▶ [THE TASK] Show every line of the data that includes the word "banner".

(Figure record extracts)
....................

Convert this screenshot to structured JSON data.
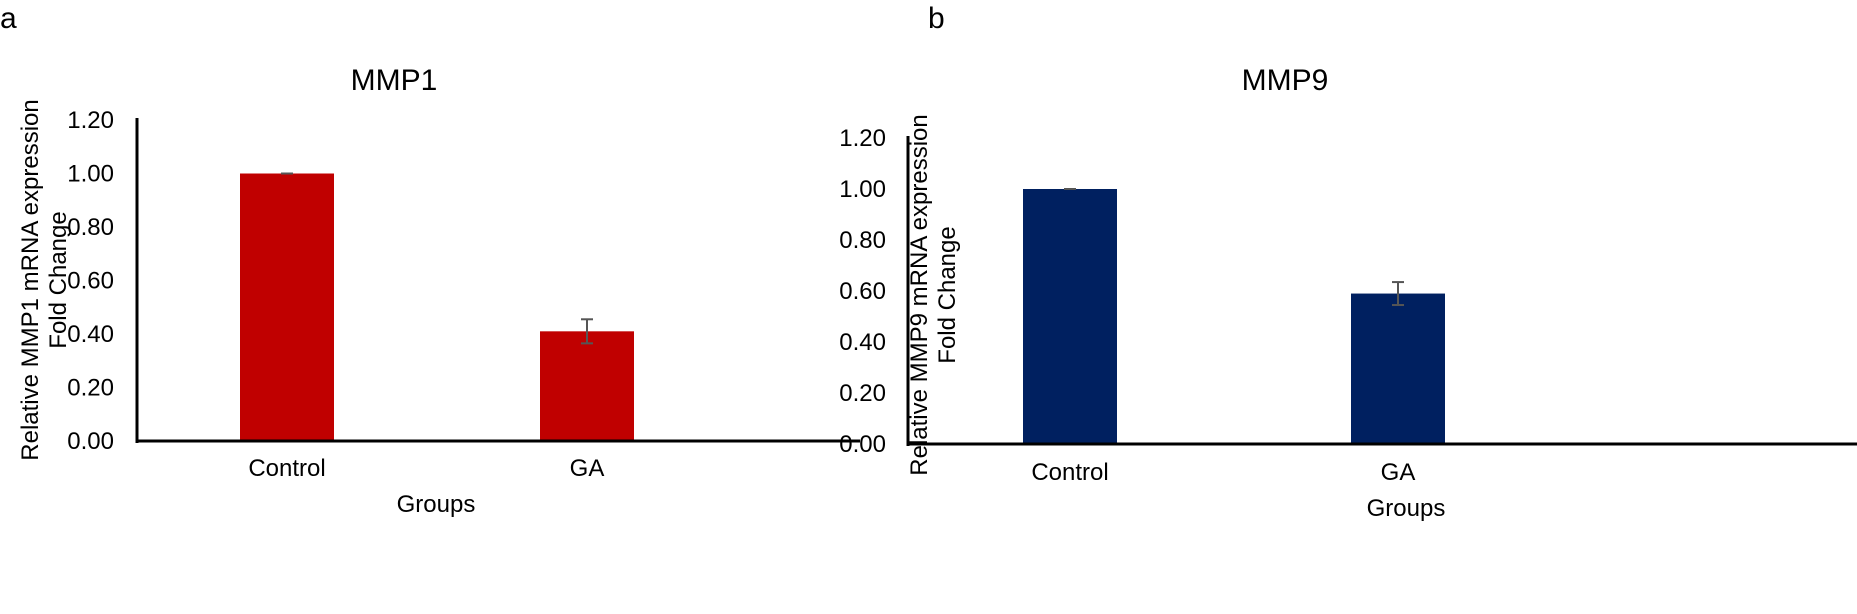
{
  "chart_data": [
    {
      "panel": "a",
      "type": "bar",
      "title": "MMP1",
      "categories": [
        "Control",
        "GA"
      ],
      "values": [
        1.0,
        0.41
      ],
      "errors": [
        0.0,
        0.045
      ],
      "ylabel_lines": [
        "Relative MMP1  mRNA expression",
        "Fold Change"
      ],
      "xlabel": "Groups",
      "ylim": [
        0,
        1.2
      ],
      "yticks": [
        "0.00",
        "0.20",
        "0.40",
        "0.60",
        "0.80",
        "1.00",
        "1.20"
      ],
      "bar_color": "#c00000",
      "grid": false
    },
    {
      "panel": "b",
      "type": "bar",
      "title": "MMP9",
      "categories": [
        "Control",
        "GA"
      ],
      "values": [
        1.0,
        0.59
      ],
      "errors": [
        0.0,
        0.045
      ],
      "ylabel_lines": [
        "Relative MMP9  mRNA  expression",
        "Fold Change"
      ],
      "xlabel": "Groups",
      "ylim": [
        0,
        1.2
      ],
      "yticks": [
        "0.00",
        "0.20",
        "0.40",
        "0.60",
        "0.80",
        "1.00",
        "1.20"
      ],
      "bar_color": "#002060",
      "grid": false
    }
  ]
}
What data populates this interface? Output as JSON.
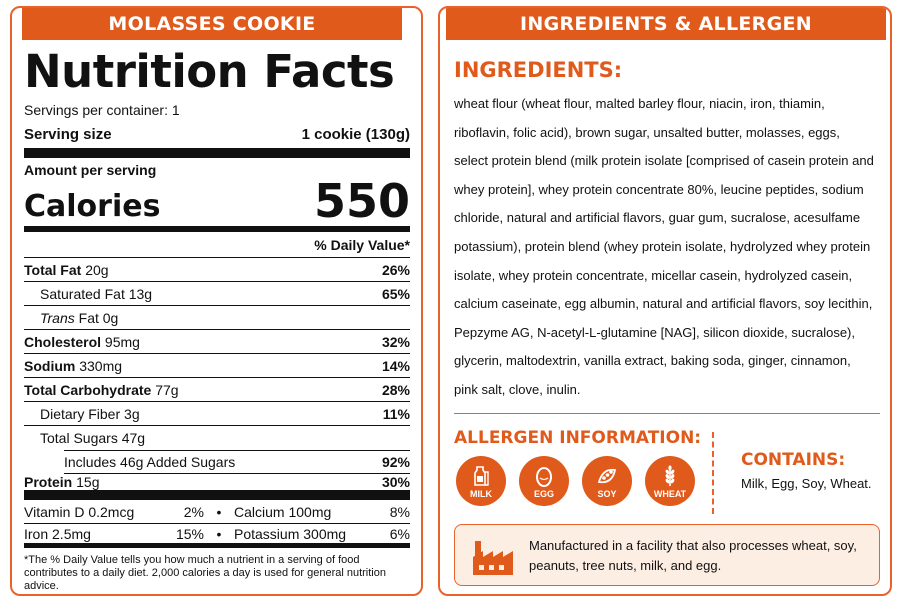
{
  "left": {
    "banner": "MOLASSES COOKIE",
    "title": "Nutrition Facts",
    "servings": "Servings per container: 1",
    "serving_size_label": "Serving size",
    "serving_size_value": "1 cookie (130g)",
    "amount_label": "Amount per serving",
    "calories_label": "Calories",
    "calories_value": "550",
    "dv_header": "% Daily Value*",
    "nutrients": [
      {
        "name": "Total Fat",
        "amount": "20g",
        "pct": "26%"
      },
      {
        "name": "Saturated Fat",
        "amount": "13g",
        "pct": "65%"
      },
      {
        "name": "Trans",
        "amount": "Fat  0g",
        "pct": ""
      },
      {
        "name": "Cholesterol",
        "amount": "95mg",
        "pct": "32%"
      },
      {
        "name": "Sodium",
        "amount": "330mg",
        "pct": "14%"
      },
      {
        "name": "Total Carbohydrate",
        "amount": "77g",
        "pct": "28%"
      },
      {
        "name": "Dietary Fiber",
        "amount": "3g",
        "pct": "11%"
      },
      {
        "name": "Total Sugars",
        "amount": "47g",
        "pct": ""
      },
      {
        "name": "Includes  46g Added Sugars",
        "amount": "",
        "pct": "92%"
      },
      {
        "name": "Protein",
        "amount": "15g",
        "pct": "30%"
      }
    ],
    "vitamins": [
      {
        "a_name": "Vitamin D 0.2mcg",
        "a_pct": "2%",
        "sep": "•",
        "b_name": "Calcium 100mg",
        "b_pct": "8%"
      },
      {
        "a_name": "Iron 2.5mg",
        "a_pct": "15%",
        "sep": "•",
        "b_name": "Potassium 300mg",
        "b_pct": "6%"
      }
    ],
    "footnote": "*The % Daily Value tells you how much a nutrient in a serving of food contributes to a daily diet. 2,000 calories a day is used for general nutrition advice."
  },
  "right": {
    "banner": "INGREDIENTS & ALLERGEN INFORMATION",
    "ingredients_heading": "INGREDIENTS:",
    "ingredients_text": "wheat flour (wheat flour, malted barley flour, niacin, iron, thiamin, riboflavin, folic acid), brown sugar, unsalted butter, molasses, eggs, select protein blend (milk protein isolate [comprised of casein protein and whey protein], whey protein concentrate 80%, leucine peptides, sodium chloride, natural and artificial flavors, guar gum, sucralose, acesulfame potassium), protein blend (whey protein isolate, hydrolyzed whey protein isolate, whey protein concentrate, micellar casein, hydrolyzed casein, calcium caseinate, egg albumin, natural and artificial flavors, soy lecithin, Pepzyme AG, N-acetyl-L-glutamine [NAG], silicon dioxide, sucralose), glycerin, maltodextrin, vanilla extract, baking soda, ginger, cinnamon, pink salt, clove, inulin.",
    "allergen_heading": "ALLERGEN INFORMATION:",
    "allergens": [
      {
        "label": "MILK",
        "icon": "milk-icon"
      },
      {
        "label": "EGG",
        "icon": "egg-icon"
      },
      {
        "label": "SOY",
        "icon": "soy-icon"
      },
      {
        "label": "WHEAT",
        "icon": "wheat-icon"
      }
    ],
    "contains_heading": "CONTAINS:",
    "contains_text": "Milk, Egg, Soy, Wheat.",
    "facility_text": "Manufactured in a facility that also processes wheat, soy, peanuts, tree nuts, milk, and egg."
  },
  "colors": {
    "accent": "#e05a1c",
    "facility_bg": "#fdeee4"
  }
}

....................

▶ [EXPECTED ANSWER]
    "banner": "MOLASSES COOKIE",
    "banner": "INGREDIENTS & ALLERGEN INFORMATION",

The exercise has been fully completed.